Exactly repeat the material, dropping every picture from the copy.

[Excerpt from a dataset]
##########

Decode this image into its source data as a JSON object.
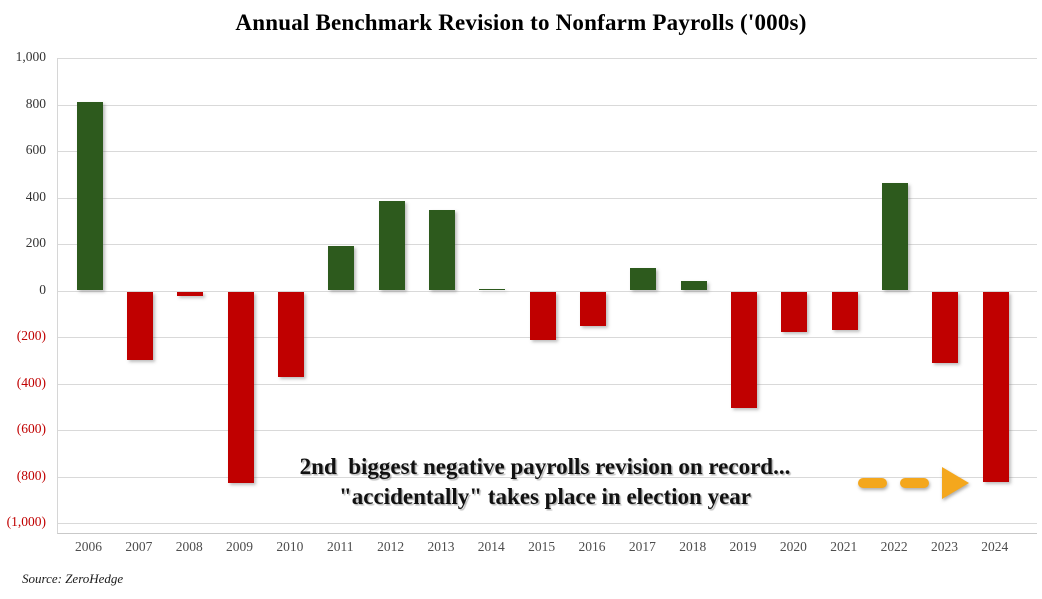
{
  "page": {
    "background": "#ffffff"
  },
  "chart_data": {
    "type": "bar",
    "title": "Annual Benchmark Revision to Nonfarm Payrolls ('000s)",
    "categories": [
      "2006",
      "2007",
      "2008",
      "2009",
      "2010",
      "2011",
      "2012",
      "2013",
      "2014",
      "2015",
      "2016",
      "2017",
      "2018",
      "2019",
      "2020",
      "2021",
      "2022",
      "2023",
      "2024"
    ],
    "values": [
      810,
      -293,
      -21,
      -824,
      -366,
      192,
      386,
      345,
      7,
      -208,
      -150,
      95,
      43,
      -501,
      -173,
      -166,
      462,
      -306,
      -818
    ],
    "unit": "thousands of payrolls",
    "xlabel": "",
    "ylabel": "",
    "ylim": [
      -1000,
      1000
    ],
    "y_tick_interval": 200,
    "y_tick_values": [
      1000,
      800,
      600,
      400,
      200,
      0,
      -200,
      -400,
      -600,
      -800,
      -1000
    ],
    "y_tick_labels": [
      "1,000",
      "800",
      "600",
      "400",
      "200",
      "0",
      "(200)",
      "(400)",
      "(600)",
      "(800)",
      "(1,000)"
    ],
    "grid": true,
    "legend": false,
    "colors": {
      "positive": "#2d5a1d",
      "negative": "#c00000",
      "gridline": "#d9d9d9",
      "arrow": "#f4a71d"
    },
    "annotation": {
      "line1": "2nd  biggest negative payrolls revision on record...",
      "line2": "\"accidentally\" takes place in election year"
    },
    "arrow": {
      "style": "dashed",
      "direction": "right",
      "points_to": "2024"
    },
    "source": "Source: ZeroHedge"
  }
}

##########

Response to the task:
Decode this image into its source data as a JSON object.
{
  "page": {
    "background": "#ffffff"
  },
  "chart_data": {
    "type": "bar",
    "title": "Annual Benchmark Revision to Nonfarm Payrolls ('000s)",
    "categories": [
      "2006",
      "2007",
      "2008",
      "2009",
      "2010",
      "2011",
      "2012",
      "2013",
      "2014",
      "2015",
      "2016",
      "2017",
      "2018",
      "2019",
      "2020",
      "2021",
      "2022",
      "2023",
      "2024"
    ],
    "values": [
      810,
      -293,
      -21,
      -824,
      -366,
      192,
      386,
      345,
      7,
      -208,
      -150,
      95,
      43,
      -501,
      -173,
      -166,
      462,
      -306,
      -818
    ],
    "unit": "thousands of payrolls",
    "xlabel": "",
    "ylabel": "",
    "ylim": [
      -1000,
      1000
    ],
    "y_tick_interval": 200,
    "y_tick_values": [
      1000,
      800,
      600,
      400,
      200,
      0,
      -200,
      -400,
      -600,
      -800,
      -1000
    ],
    "y_tick_labels": [
      "1,000",
      "800",
      "600",
      "400",
      "200",
      "0",
      "(200)",
      "(400)",
      "(600)",
      "(800)",
      "(1,000)"
    ],
    "grid": true,
    "legend": false,
    "colors": {
      "positive": "#2d5a1d",
      "negative": "#c00000",
      "gridline": "#d9d9d9",
      "arrow": "#f4a71d"
    },
    "annotation": {
      "line1": "2nd  biggest negative payrolls revision on record...",
      "line2": "\"accidentally\" takes place in election year"
    },
    "arrow": {
      "style": "dashed",
      "direction": "right",
      "points_to": "2024"
    },
    "source": "Source: ZeroHedge"
  }
}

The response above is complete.